What to do
A – In the Chicago book review, who is waiting for Kelly when he gets home from seeing the body?
B – Duplicate the Chicago book review between "The city of" and "in the slums.", inclusive.
C – Pick up the Chicago book review after its last sentence and keep writing it.

Provided passage
Now retired, Gibbons’ conscience is bothering him and he wants to find out the truth of the rape.   All this time Gibbons had thought the victim had been killed in the attack, but she has just come back “from the dead” in a letter addressed to him, and he wants Kelly to investigate.  Kelly agrees, but the next morning he gets a phone call that his former partner has been found dead at the Navy Pier.  And when Kelly returns home from seeing the body, the rape victim is waiting for him, gun in hand.

The city of Chicago is brought vividly to life in this book, almost another character, with its buildings, highways, eateries, and bars.  It’s definitely a city that can both enthrall you and frighten you, depending on whether you’re a tourist or a resident, living on the Gold Coast or in the slums.

Listed entries
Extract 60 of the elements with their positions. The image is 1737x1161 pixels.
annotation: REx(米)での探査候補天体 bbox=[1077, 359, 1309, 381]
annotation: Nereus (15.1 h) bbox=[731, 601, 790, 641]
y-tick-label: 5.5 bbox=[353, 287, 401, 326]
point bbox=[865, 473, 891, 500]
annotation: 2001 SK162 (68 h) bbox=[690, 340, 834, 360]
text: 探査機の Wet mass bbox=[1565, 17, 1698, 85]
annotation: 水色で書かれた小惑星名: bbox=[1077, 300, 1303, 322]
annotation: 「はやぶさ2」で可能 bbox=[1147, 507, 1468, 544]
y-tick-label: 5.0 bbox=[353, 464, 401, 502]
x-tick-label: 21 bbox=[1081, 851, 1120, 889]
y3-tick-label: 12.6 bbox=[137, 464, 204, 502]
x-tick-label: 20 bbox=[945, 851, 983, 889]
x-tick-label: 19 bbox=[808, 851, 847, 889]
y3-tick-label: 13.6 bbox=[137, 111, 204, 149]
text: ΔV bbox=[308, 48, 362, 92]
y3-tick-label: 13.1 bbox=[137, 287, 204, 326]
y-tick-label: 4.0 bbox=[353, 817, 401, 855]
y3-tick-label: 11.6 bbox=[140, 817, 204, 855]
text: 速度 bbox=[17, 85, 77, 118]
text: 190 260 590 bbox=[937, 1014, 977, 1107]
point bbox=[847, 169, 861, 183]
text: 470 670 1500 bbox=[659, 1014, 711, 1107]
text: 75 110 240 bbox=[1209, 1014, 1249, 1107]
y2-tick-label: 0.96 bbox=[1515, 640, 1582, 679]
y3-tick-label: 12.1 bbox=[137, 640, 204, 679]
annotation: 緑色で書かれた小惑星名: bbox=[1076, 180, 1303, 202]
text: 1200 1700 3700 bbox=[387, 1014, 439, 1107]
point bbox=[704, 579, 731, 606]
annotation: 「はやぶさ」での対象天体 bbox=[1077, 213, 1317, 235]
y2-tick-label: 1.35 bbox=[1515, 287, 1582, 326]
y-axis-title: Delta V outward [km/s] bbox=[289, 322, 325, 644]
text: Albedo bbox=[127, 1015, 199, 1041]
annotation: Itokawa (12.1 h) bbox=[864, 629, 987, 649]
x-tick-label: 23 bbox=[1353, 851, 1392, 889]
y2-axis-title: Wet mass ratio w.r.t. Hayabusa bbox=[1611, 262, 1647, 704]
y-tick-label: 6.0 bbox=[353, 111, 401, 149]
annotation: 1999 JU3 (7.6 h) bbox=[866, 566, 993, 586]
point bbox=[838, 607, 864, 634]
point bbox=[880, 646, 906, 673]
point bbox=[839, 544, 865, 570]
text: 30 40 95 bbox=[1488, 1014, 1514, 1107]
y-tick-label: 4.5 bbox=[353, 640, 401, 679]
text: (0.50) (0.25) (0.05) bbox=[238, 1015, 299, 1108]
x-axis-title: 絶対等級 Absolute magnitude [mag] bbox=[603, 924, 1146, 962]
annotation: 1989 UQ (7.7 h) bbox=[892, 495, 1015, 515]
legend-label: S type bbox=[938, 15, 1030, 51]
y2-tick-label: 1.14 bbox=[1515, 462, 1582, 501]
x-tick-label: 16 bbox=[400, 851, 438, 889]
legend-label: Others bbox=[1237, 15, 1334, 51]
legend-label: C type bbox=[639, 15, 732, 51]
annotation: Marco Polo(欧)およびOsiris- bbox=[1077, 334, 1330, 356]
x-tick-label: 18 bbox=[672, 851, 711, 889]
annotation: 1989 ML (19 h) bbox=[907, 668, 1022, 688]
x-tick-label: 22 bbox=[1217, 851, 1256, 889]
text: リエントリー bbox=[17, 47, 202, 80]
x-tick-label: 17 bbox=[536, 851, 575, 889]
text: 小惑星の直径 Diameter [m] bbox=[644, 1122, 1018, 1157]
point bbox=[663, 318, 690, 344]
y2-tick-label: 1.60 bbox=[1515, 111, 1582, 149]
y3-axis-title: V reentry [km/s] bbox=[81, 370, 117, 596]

Answers for the tasks
A – The rape victim is waiting for him, gun in hand.

B –
The city of Chicago is brought vividly to life in this book, almost another character, with its buildings, highways, eateries, and bars.  It’s definitely a city that can both enthrall you and frighten you, depending on whether you’re a tourist or a resident, living on the Gold Coast or in the slums.

C –
Harvey has a nice style, reminiscent of Robert B. Parker’s early Spenser books, with a fine mix of violence and humor.  It’s hard to combine these two, but Harvey does it.  He also does a wonderful job with the many characters that inhabit the novel; each one is given a separate and distinct voice. And there are a lot of supporting characters–Nicole, the crime tech whom Kelly has known since childhood; Diane, the news anchor who’s covering the Gibbons murder and provides a bit of sexual tension; Elaine, the rape victim who comes to life after nine years; Bennett, the assistant D.A. with an unrequited longing for Nicole; and two cops, Rodriguez and Masters.

The Chicago Way is the first in this series, with two other novels following. I plan to pick them up very soon and read my way back to the Windy City.